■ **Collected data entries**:
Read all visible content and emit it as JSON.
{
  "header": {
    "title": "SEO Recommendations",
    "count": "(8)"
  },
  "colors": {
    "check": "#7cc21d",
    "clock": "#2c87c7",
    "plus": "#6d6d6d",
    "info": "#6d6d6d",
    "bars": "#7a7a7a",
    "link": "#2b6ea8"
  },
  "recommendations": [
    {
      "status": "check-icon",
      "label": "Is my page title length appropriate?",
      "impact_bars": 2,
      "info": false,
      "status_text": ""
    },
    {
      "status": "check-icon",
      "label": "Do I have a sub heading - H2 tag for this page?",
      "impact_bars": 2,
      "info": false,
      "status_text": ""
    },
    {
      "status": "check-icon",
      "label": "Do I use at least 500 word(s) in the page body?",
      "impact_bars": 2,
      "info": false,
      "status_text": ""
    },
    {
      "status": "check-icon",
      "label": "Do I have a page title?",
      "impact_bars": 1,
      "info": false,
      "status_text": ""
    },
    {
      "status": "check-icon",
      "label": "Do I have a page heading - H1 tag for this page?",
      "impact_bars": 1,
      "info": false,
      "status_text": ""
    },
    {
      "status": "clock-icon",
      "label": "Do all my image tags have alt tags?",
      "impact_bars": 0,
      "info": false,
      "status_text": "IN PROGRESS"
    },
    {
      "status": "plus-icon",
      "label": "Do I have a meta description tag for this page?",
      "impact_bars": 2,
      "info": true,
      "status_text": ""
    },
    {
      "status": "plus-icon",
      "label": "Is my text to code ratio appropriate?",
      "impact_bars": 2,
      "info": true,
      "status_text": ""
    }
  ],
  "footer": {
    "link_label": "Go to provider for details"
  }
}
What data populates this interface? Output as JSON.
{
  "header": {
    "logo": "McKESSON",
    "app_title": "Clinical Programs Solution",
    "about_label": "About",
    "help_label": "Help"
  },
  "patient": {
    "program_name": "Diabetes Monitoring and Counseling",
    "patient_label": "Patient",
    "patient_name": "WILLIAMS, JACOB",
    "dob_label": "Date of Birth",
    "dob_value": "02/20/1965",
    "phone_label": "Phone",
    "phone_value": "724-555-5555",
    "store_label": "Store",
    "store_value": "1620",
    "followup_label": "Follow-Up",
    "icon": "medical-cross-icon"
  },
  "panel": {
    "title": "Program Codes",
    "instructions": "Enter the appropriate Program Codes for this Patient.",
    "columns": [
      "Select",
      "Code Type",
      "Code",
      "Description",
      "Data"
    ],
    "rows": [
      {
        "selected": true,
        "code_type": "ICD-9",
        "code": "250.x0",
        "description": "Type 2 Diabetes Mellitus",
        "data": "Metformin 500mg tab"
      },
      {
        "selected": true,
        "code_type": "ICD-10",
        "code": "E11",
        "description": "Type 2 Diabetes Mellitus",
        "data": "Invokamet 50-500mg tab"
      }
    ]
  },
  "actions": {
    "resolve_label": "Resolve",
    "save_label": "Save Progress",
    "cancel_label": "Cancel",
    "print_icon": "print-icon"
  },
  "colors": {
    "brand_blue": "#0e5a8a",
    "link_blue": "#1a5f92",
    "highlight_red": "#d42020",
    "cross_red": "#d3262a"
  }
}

■ **Exercise prompt**:
Without leaving anything out, give the entries again exactly.

■ **Finished exercise**:
Read all visible content and emit it as JSON.
{
  "header": {
    "title": "SEO Recommendations",
    "count": "(8)"
  },
  "colors": {
    "check": "#7cc21d",
    "clock": "#2c87c7",
    "plus": "#6d6d6d",
    "info": "#6d6d6d",
    "bars": "#7a7a7a",
    "link": "#2b6ea8"
  },
  "recommendations": [
    {
      "status": "check-icon",
      "label": "Is my page title length appropriate?",
      "impact_bars": 2,
      "info": false,
      "status_text": ""
    },
    {
      "status": "check-icon",
      "label": "Do I have a sub heading - H2 tag for this page?",
      "impact_bars": 2,
      "info": false,
      "status_text": ""
    },
    {
      "status": "check-icon",
      "label": "Do I use at least 500 word(s) in the page body?",
      "impact_bars": 2,
      "info": false,
      "status_text": ""
    },
    {
      "status": "check-icon",
      "label": "Do I have a page title?",
      "impact_bars": 1,
      "info": false,
      "status_text": ""
    },
    {
      "status": "check-icon",
      "label": "Do I have a page heading - H1 tag for this page?",
      "impact_bars": 1,
      "info": false,
      "status_text": ""
    },
    {
      "status": "clock-icon",
      "label": "Do all my image tags have alt tags?",
      "impact_bars": 0,
      "info": false,
      "status_text": "IN PROGRESS"
    },
    {
      "status": "plus-icon",
      "label": "Do I have a meta description tag for this page?",
      "impact_bars": 2,
      "info": true,
      "status_text": ""
    },
    {
      "status": "plus-icon",
      "label": "Is my text to code ratio appropriate?",
      "impact_bars": 2,
      "info": true,
      "status_text": ""
    }
  ],
  "footer": {
    "link_label": "Go to provider for details"
  }
}
What data populates this interface? Output as JSON.
{
  "header": {
    "logo": "McKESSON",
    "app_title": "Clinical Programs Solution",
    "about_label": "About",
    "help_label": "Help"
  },
  "patient": {
    "program_name": "Diabetes Monitoring and Counseling",
    "patient_label": "Patient",
    "patient_name": "WILLIAMS, JACOB",
    "dob_label": "Date of Birth",
    "dob_value": "02/20/1965",
    "phone_label": "Phone",
    "phone_value": "724-555-5555",
    "store_label": "Store",
    "store_value": "1620",
    "followup_label": "Follow-Up",
    "icon": "medical-cross-icon"
  },
  "panel": {
    "title": "Program Codes",
    "instructions": "Enter the appropriate Program Codes for this Patient.",
    "columns": [
      "Select",
      "Code Type",
      "Code",
      "Description",
      "Data"
    ],
    "rows": [
      {
        "selected": true,
        "code_type": "ICD-9",
        "code": "250.x0",
        "description": "Type 2 Diabetes Mellitus",
        "data": "Metformin 500mg tab"
      },
      {
        "selected": true,
        "code_type": "ICD-10",
        "code": "E11",
        "description": "Type 2 Diabetes Mellitus",
        "data": "Invokamet 50-500mg tab"
      }
    ]
  },
  "actions": {
    "resolve_label": "Resolve",
    "save_label": "Save Progress",
    "cancel_label": "Cancel",
    "print_icon": "print-icon"
  },
  "colors": {
    "brand_blue": "#0e5a8a",
    "link_blue": "#1a5f92",
    "highlight_red": "#d42020",
    "cross_red": "#d3262a"
  }
}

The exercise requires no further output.